- _JOB_
Pull out every line of the listing below where "formen" appears.

- _TASK MATERIAL_
○ ○ ○ ○ ○ ○ ○

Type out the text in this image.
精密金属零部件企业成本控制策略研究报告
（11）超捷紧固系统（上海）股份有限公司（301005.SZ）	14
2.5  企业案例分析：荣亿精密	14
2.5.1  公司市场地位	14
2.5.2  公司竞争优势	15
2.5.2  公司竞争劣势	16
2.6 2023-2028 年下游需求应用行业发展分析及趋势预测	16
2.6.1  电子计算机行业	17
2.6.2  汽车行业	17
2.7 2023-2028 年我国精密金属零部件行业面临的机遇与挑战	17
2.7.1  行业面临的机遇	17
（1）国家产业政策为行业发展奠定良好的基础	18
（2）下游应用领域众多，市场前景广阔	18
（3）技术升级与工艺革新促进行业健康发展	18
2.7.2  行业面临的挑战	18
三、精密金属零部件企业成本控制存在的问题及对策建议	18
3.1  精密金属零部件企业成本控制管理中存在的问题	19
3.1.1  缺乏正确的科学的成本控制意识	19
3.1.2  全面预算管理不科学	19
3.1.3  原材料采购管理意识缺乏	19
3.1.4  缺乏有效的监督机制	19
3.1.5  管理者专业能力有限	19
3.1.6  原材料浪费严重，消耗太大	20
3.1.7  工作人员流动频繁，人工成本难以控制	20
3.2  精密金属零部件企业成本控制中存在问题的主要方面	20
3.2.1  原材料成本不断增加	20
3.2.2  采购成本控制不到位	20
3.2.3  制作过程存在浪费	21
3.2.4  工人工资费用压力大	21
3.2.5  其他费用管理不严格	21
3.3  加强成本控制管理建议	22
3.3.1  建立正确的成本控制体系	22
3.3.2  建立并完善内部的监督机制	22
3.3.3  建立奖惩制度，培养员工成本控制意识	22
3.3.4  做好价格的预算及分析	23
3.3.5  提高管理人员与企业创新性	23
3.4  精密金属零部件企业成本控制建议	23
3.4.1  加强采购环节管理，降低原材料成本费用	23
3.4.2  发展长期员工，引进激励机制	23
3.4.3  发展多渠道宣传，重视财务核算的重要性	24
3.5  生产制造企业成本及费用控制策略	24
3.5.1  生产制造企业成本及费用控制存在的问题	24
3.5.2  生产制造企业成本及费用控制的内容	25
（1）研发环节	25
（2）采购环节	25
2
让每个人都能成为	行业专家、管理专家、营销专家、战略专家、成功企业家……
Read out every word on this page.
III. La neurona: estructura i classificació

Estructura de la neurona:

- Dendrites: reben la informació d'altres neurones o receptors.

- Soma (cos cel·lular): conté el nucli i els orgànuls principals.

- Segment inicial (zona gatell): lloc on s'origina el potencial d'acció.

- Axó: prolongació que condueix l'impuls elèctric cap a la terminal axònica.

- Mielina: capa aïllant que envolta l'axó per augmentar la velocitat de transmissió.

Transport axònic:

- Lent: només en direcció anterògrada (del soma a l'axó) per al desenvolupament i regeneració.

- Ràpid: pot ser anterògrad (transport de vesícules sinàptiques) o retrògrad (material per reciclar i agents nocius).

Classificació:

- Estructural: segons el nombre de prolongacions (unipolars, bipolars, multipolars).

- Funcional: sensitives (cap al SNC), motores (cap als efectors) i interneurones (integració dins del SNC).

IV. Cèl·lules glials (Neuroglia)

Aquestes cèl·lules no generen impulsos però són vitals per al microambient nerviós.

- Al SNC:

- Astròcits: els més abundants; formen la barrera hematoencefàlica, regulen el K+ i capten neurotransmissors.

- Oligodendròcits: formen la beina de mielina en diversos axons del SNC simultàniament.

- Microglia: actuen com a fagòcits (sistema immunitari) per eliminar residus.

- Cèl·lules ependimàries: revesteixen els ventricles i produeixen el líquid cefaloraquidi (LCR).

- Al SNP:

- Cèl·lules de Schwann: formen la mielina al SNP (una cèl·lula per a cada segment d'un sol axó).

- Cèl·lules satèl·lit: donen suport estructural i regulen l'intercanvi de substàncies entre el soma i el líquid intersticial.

○ ○ ○ ○ ○ ○ ○

- _ANSWER TO THIS TASK_
- Astròcits: els més abundants; formen la barrera hematoencefàlica, regulen el K+ i capten neurotransmissors.
- Oligodendròcits: formen la beina de mielina en diversos axons del SNC simultàniament.
- Cèl·lules de Schwann: formen la mielina al SNP (una cèl·lula per a cada segment d'un sol axó).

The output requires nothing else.